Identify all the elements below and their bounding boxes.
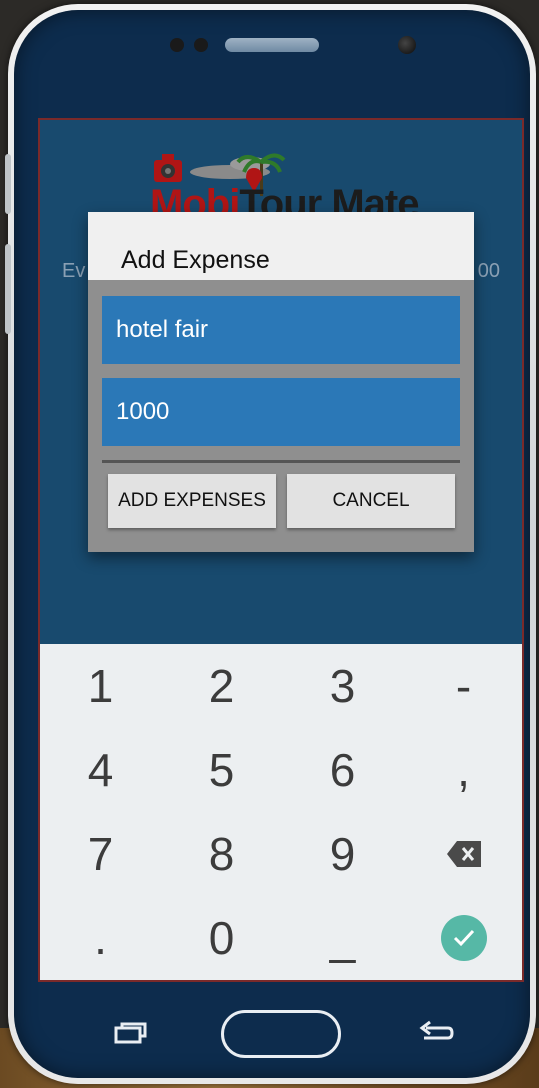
key-5[interactable]: 5 [161, 728, 282, 812]
backspace-key[interactable] [403, 812, 522, 896]
expense-amount-value: 1000 [116, 398, 170, 425]
back-icon[interactable] [418, 1020, 454, 1044]
key-4[interactable]: 4 [40, 728, 161, 812]
expense-amount-field[interactable]: 1000 [102, 378, 460, 446]
key-underscore[interactable]: _ [282, 896, 403, 980]
volume-button [5, 154, 11, 214]
add-expense-dialog: Add Expense hotel fair 1000 ADD EXPENSES… [88, 212, 474, 552]
key-0[interactable]: 0 [161, 896, 282, 980]
background-label: Ev [62, 260, 86, 282]
dialog-divider [102, 460, 460, 463]
volume-button [5, 244, 11, 334]
key-minus[interactable]: - [403, 644, 522, 728]
backspace-icon [446, 841, 481, 867]
confirm-key[interactable] [403, 896, 522, 980]
dialog-header: Add Expense [88, 212, 474, 280]
key-3[interactable]: 3 [282, 644, 403, 728]
key-period[interactable]: . [40, 896, 161, 980]
expense-description-field[interactable]: hotel fair [102, 296, 460, 364]
speaker-grille [225, 38, 319, 52]
dialog-title: Add Expense [121, 246, 270, 274]
sensor-icon [194, 38, 208, 52]
key-7[interactable]: 7 [40, 812, 161, 896]
key-1[interactable]: 1 [40, 644, 161, 728]
recent-apps-icon[interactable] [114, 1022, 148, 1044]
key-9[interactable]: 9 [282, 812, 403, 896]
cancel-button[interactable]: CANCEL [287, 474, 455, 528]
front-camera-icon [398, 36, 416, 54]
numeric-keyboard: 1 2 3 - 4 5 6 , 7 8 9 . 0 _ [40, 644, 522, 980]
home-button[interactable] [221, 1010, 341, 1058]
key-2[interactable]: 2 [161, 644, 282, 728]
app-logo: MobiTour Mate [150, 148, 420, 226]
background-value: 00 [477, 260, 500, 282]
expense-description-value: hotel fair [116, 316, 209, 343]
sensor-icon [170, 38, 184, 52]
key-6[interactable]: 6 [282, 728, 403, 812]
check-icon [440, 915, 487, 961]
add-expenses-button[interactable]: ADD EXPENSES [108, 474, 276, 528]
key-comma[interactable]: , [403, 728, 522, 812]
key-8[interactable]: 8 [161, 812, 282, 896]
──────
Short exercise: Which lines run from the one containing "key-5[interactable]: 5 [161, 728, 282, 812]" to the one containing "key-period[interactable]: . [40, 896, 161, 980]" in the material above? Extract them unchanged, with both end lines included.

Solution for this exercise:
key-5[interactable]: 5 [161, 728, 282, 812]
backspace-key[interactable] [403, 812, 522, 896]
expense-amount-value: 1000 [116, 398, 170, 425]
back-icon[interactable] [418, 1020, 454, 1044]
key-4[interactable]: 4 [40, 728, 161, 812]
expense-amount-field[interactable]: 1000 [102, 378, 460, 446]
key-underscore[interactable]: _ [282, 896, 403, 980]
volume-button [5, 154, 11, 214]
add-expense-dialog: Add Expense hotel fair 1000 ADD EXPENSES… [88, 212, 474, 552]
key-0[interactable]: 0 [161, 896, 282, 980]
background-label: Ev [62, 260, 86, 282]
dialog-divider [102, 460, 460, 463]
volume-button [5, 244, 11, 334]
key-minus[interactable]: - [403, 644, 522, 728]
backspace-icon [446, 841, 481, 867]
confirm-key[interactable] [403, 896, 522, 980]
dialog-header: Add Expense [88, 212, 474, 280]
key-3[interactable]: 3 [282, 644, 403, 728]
key-period[interactable]: . [40, 896, 161, 980]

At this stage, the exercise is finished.